§ **Task statement**
Your task is to tally the lines of the listing containing the word "said" and report the figure alone.

(A run of records)
▼▼▼

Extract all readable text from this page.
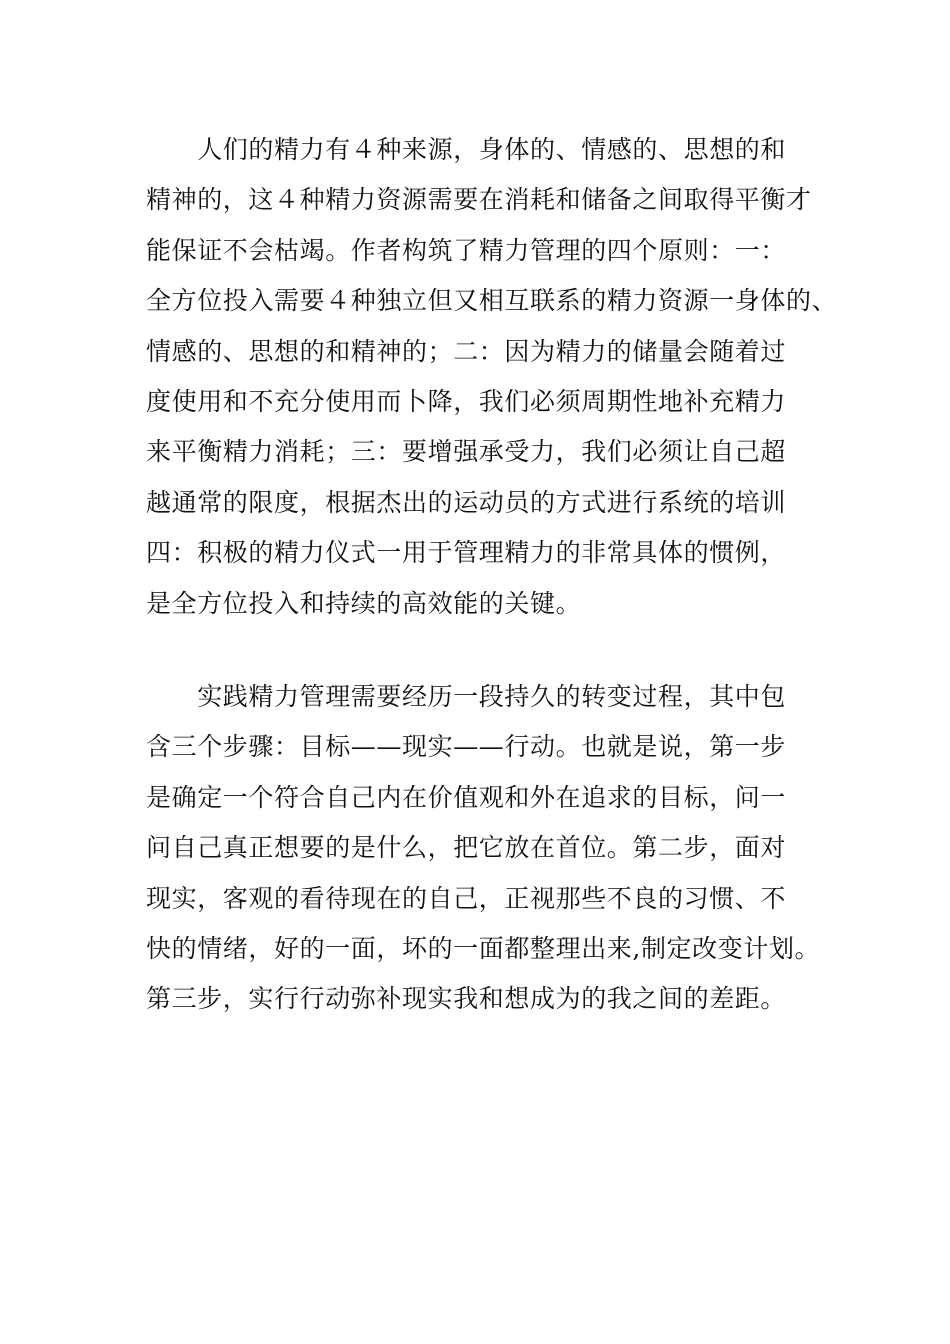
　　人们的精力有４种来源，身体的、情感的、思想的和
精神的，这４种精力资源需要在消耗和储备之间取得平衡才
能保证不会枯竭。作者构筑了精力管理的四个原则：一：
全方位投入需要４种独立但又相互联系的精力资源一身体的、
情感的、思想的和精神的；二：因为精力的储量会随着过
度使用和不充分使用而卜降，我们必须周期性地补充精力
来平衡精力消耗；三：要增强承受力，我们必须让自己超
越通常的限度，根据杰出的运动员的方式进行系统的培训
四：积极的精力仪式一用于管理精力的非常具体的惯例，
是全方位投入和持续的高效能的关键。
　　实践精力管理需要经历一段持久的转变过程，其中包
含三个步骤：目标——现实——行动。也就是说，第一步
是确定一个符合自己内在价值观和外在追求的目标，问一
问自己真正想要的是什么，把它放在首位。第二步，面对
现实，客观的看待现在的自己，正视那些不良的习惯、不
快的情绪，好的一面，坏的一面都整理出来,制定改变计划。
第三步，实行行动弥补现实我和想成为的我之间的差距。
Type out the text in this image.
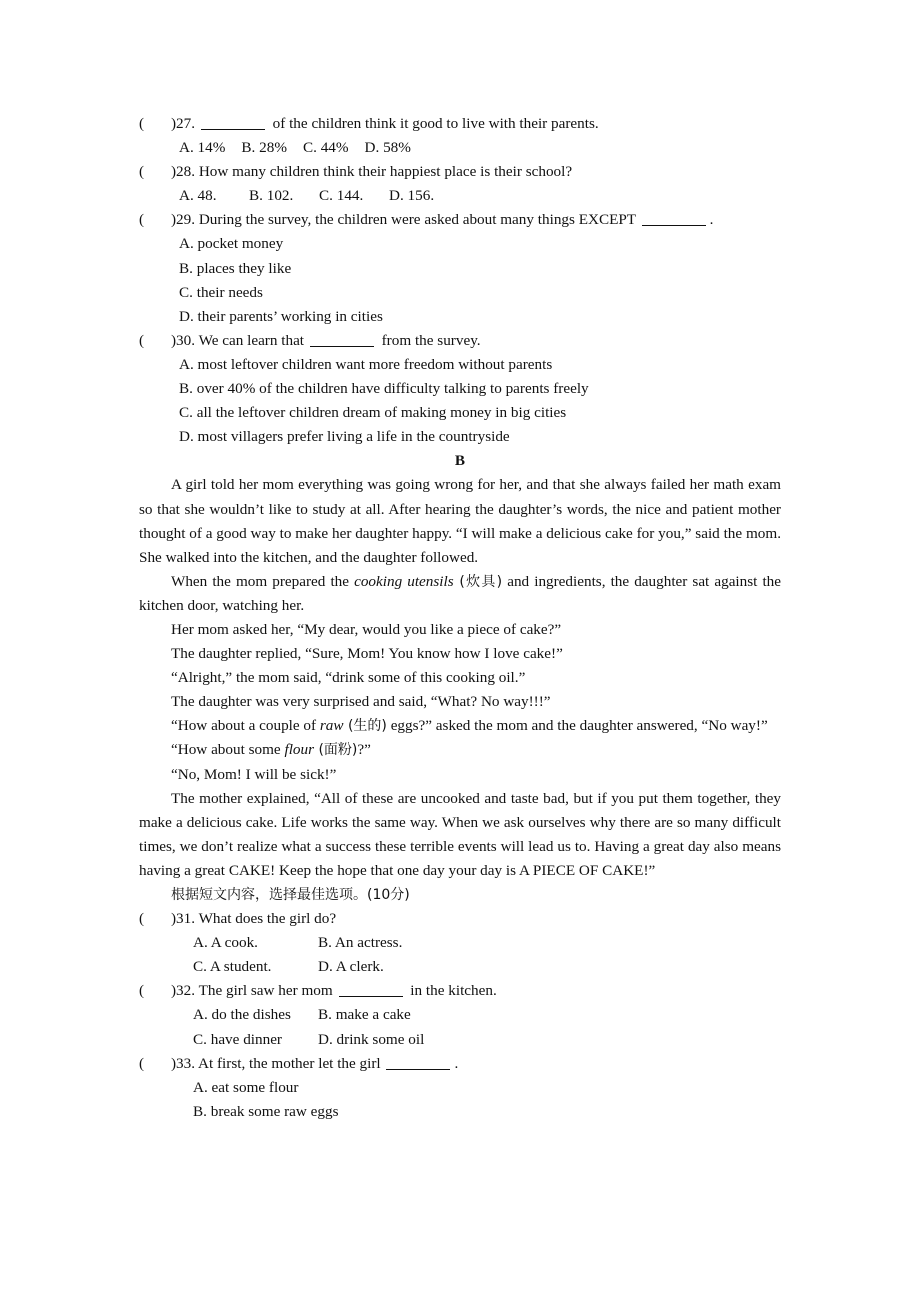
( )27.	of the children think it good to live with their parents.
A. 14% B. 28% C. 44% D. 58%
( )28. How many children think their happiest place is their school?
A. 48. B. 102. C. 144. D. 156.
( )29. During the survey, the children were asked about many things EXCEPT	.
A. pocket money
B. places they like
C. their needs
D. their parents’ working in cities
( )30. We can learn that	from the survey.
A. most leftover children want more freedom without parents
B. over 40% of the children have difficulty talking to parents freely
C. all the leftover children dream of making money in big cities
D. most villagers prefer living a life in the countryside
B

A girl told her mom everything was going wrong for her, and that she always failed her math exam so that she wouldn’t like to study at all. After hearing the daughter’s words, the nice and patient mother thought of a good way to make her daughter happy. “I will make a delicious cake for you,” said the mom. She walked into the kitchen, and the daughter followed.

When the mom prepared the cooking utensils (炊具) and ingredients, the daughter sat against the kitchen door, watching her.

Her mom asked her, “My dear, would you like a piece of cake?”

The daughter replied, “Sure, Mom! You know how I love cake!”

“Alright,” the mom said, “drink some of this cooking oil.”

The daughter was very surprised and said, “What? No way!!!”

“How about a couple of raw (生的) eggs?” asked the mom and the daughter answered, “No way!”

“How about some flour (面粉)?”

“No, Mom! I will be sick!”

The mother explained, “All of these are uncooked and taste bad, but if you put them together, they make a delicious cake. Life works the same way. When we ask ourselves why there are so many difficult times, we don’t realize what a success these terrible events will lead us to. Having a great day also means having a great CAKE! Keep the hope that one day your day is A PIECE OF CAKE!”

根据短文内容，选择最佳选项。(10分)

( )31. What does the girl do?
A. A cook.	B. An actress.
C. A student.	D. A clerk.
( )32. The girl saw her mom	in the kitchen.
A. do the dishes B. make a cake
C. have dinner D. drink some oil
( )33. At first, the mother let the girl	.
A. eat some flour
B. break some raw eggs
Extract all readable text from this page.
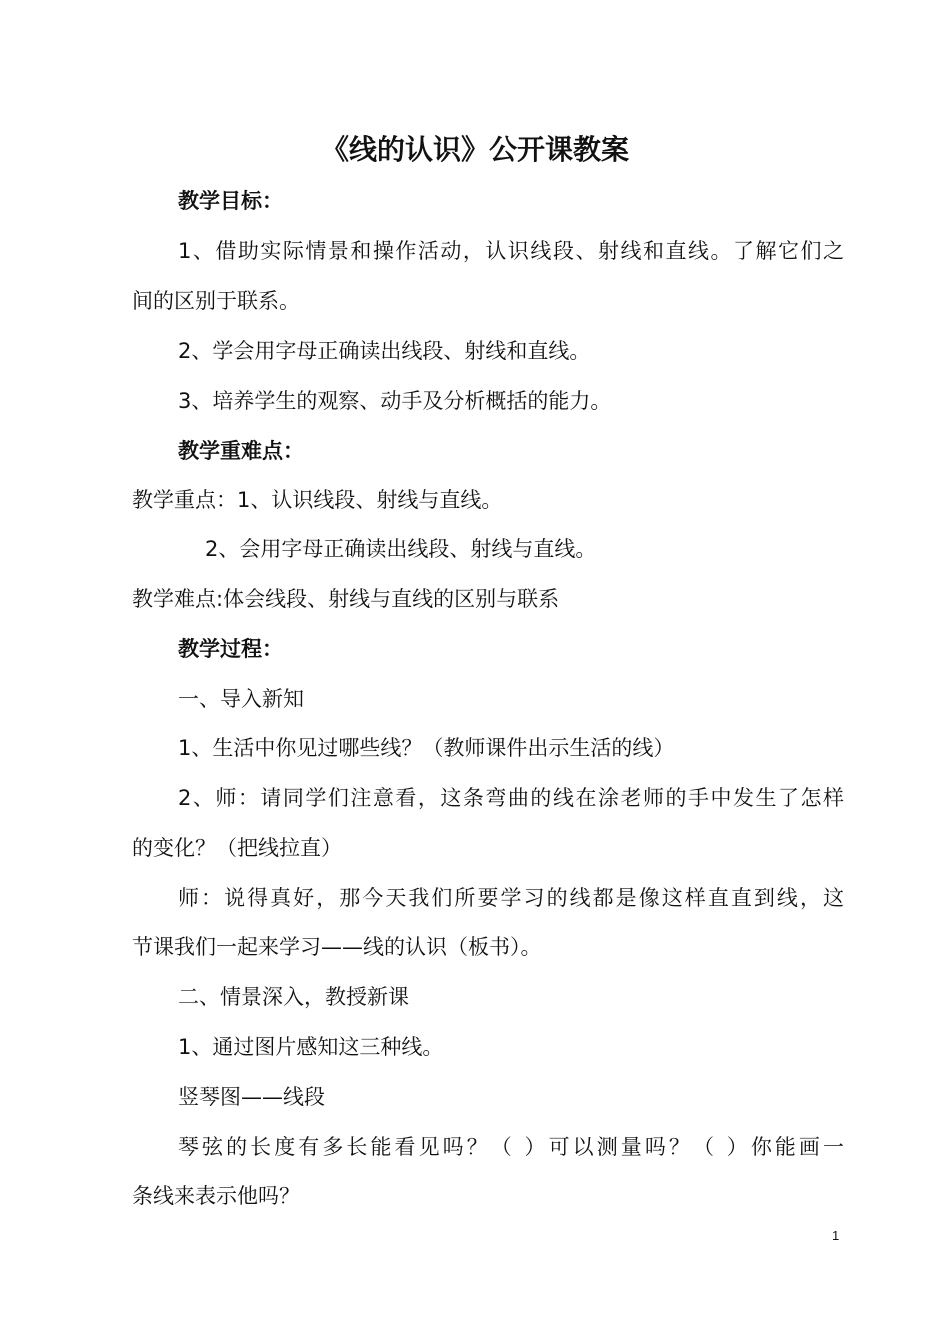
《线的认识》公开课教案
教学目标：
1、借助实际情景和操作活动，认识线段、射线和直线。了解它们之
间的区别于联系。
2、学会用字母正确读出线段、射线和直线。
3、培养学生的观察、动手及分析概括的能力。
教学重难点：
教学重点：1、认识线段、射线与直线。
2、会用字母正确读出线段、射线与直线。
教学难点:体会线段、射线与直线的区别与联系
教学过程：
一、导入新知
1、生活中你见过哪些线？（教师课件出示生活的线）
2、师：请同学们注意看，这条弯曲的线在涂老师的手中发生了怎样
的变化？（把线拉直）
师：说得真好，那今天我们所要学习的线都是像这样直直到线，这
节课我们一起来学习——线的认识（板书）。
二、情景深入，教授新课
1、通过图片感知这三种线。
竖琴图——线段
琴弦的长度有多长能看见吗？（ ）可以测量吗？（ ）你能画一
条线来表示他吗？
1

▲▲▲

§ **Answer to the exercise**
3